Data records

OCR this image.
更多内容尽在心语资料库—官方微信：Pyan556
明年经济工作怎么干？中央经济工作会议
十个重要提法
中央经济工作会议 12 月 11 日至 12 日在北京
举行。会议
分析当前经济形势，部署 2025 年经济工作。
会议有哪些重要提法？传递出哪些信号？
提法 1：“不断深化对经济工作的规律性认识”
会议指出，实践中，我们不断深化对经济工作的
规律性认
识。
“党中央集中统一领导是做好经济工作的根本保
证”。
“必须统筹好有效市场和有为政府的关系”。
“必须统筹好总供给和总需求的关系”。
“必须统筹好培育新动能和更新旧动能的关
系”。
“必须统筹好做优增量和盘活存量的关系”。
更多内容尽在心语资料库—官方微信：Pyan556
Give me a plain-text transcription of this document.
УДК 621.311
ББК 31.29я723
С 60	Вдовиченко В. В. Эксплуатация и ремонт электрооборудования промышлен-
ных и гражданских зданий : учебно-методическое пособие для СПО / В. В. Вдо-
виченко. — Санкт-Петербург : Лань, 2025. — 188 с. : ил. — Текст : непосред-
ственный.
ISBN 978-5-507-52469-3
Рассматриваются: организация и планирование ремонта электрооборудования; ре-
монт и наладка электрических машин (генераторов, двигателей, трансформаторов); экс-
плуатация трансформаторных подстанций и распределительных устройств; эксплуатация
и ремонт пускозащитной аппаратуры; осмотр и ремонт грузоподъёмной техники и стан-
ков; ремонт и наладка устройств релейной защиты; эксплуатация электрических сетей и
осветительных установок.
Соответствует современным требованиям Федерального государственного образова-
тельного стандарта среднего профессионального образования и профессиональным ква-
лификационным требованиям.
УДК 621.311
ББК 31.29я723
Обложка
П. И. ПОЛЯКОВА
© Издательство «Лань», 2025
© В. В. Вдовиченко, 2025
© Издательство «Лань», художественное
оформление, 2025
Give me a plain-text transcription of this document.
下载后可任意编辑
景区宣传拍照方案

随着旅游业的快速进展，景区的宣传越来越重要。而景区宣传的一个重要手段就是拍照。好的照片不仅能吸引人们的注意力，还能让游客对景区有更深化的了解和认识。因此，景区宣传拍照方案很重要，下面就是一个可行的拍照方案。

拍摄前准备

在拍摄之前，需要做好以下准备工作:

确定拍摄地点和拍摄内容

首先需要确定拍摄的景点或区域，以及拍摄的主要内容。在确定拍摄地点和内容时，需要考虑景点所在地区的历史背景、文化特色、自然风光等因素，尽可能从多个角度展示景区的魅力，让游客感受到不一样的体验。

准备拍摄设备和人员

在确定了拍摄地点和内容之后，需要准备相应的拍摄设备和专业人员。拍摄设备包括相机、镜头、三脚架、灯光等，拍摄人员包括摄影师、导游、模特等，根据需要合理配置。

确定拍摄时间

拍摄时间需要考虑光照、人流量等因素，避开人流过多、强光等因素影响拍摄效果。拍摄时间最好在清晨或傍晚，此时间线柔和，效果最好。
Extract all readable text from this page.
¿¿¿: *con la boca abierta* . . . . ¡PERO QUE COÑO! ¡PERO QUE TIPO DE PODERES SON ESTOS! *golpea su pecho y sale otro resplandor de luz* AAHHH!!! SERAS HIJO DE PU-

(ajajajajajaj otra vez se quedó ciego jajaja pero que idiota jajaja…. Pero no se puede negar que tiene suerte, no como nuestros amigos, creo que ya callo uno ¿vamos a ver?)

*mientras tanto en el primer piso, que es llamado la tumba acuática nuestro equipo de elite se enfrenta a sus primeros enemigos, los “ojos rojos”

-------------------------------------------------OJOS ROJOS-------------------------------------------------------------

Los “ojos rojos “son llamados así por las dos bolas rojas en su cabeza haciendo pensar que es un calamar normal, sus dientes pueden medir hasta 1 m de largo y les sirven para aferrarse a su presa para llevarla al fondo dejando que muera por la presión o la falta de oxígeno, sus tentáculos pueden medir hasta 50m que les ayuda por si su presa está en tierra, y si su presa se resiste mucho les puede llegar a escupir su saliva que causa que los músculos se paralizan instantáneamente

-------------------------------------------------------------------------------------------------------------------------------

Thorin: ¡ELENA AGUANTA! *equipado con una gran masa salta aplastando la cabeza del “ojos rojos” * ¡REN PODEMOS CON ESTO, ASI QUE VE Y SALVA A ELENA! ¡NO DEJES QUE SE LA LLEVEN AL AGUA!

Task
Hand back the material above in full, exactly as written.

Correct response
OCR this image.
更多内容尽在心语资料库—官方微信：Pyan556
明年经济工作怎么干？中央经济工作会议
十个重要提法
中央经济工作会议 12 月 11 日至 12 日在北京
举行。会议
分析当前经济形势，部署 2025 年经济工作。
会议有哪些重要提法？传递出哪些信号？
提法 1：“不断深化对经济工作的规律性认识”
会议指出，实践中，我们不断深化对经济工作的
规律性认
识。
“党中央集中统一领导是做好经济工作的根本保
证”。
“必须统筹好有效市场和有为政府的关系”。
“必须统筹好总供给和总需求的关系”。
“必须统筹好培育新动能和更新旧动能的关
系”。
“必须统筹好做优增量和盘活存量的关系”。
更多内容尽在心语资料库—官方微信：Pyan556
Give me a plain-text transcription of this document.
УДК 621.311
ББК 31.29я723
С 60	Вдовиченко В. В. Эксплуатация и ремонт электрооборудования промышлен-
ных и гражданских зданий : учебно-методическое пособие для СПО / В. В. Вдо-
виченко. — Санкт-Петербург : Лань, 2025. — 188 с. : ил. — Текст : непосред-
ственный.
ISBN 978-5-507-52469-3
Рассматриваются: организация и планирование ремонта электрооборудования; ре-
монт и наладка электрических машин (генераторов, двигателей, трансформаторов); экс-
плуатация трансформаторных подстанций и распределительных устройств; эксплуатация
и ремонт пускозащитной аппаратуры; осмотр и ремонт грузоподъёмной техники и стан-
ков; ремонт и наладка устройств релейной защиты; эксплуатация электрических сетей и
осветительных установок.
Соответствует современным требованиям Федерального государственного образова-
тельного стандарта среднего профессионального образования и профессиональным ква-
лификационным требованиям.
УДК 621.311
ББК 31.29я723
Обложка
П. И. ПОЛЯКОВА
© Издательство «Лань», 2025
© В. В. Вдовиченко, 2025
© Издательство «Лань», художественное
оформление, 2025
Give me a plain-text transcription of this document.
下载后可任意编辑
景区宣传拍照方案

随着旅游业的快速进展，景区的宣传越来越重要。而景区宣传的一个重要手段就是拍照。好的照片不仅能吸引人们的注意力，还能让游客对景区有更深化的了解和认识。因此，景区宣传拍照方案很重要，下面就是一个可行的拍照方案。

拍摄前准备

在拍摄之前，需要做好以下准备工作:

确定拍摄地点和拍摄内容

首先需要确定拍摄的景点或区域，以及拍摄的主要内容。在确定拍摄地点和内容时，需要考虑景点所在地区的历史背景、文化特色、自然风光等因素，尽可能从多个角度展示景区的魅力，让游客感受到不一样的体验。

准备拍摄设备和人员

在确定了拍摄地点和内容之后，需要准备相应的拍摄设备和专业人员。拍摄设备包括相机、镜头、三脚架、灯光等，拍摄人员包括摄影师、导游、模特等，根据需要合理配置。

确定拍摄时间

拍摄时间需要考虑光照、人流量等因素，避开人流过多、强光等因素影响拍摄效果。拍摄时间最好在清晨或傍晚，此时间线柔和，效果最好。
Extract all readable text from this page.
¿¿¿: *con la boca abierta* . . . . ¡PERO QUE COÑO! ¡PERO QUE TIPO DE PODERES SON ESTOS! *golpea su pecho y sale otro resplandor de luz* AAHHH!!! SERAS HIJO DE PU-

(ajajajajajaj otra vez se quedó ciego jajaja pero que idiota jajaja…. Pero no se puede negar que tiene suerte, no como nuestros amigos, creo que ya callo uno ¿vamos a ver?)

*mientras tanto en el primer piso, que es llamado la tumba acuática nuestro equipo de elite se enfrenta a sus primeros enemigos, los “ojos rojos”

-------------------------------------------------OJOS ROJOS-------------------------------------------------------------

Los “ojos rojos “son llamados así por las dos bolas rojas en su cabeza haciendo pensar que es un calamar normal, sus dientes pueden medir hasta 1 m de largo y les sirven para aferrarse a su presa para llevarla al fondo dejando que muera por la presión o la falta de oxígeno, sus tentáculos pueden medir hasta 50m que les ayuda por si su presa está en tierra, y si su presa se resiste mucho les puede llegar a escupir su saliva que causa que los músculos se paralizan instantáneamente

-------------------------------------------------------------------------------------------------------------------------------

Thorin: ¡ELENA AGUANTA! *equipado con una gran masa salta aplastando la cabeza del “ojos rojos” * ¡REN PODEMOS CON ESTO, ASI QUE VE Y SALVA A ELENA! ¡NO DEJES QUE SE LA LLEVEN AL AGUA!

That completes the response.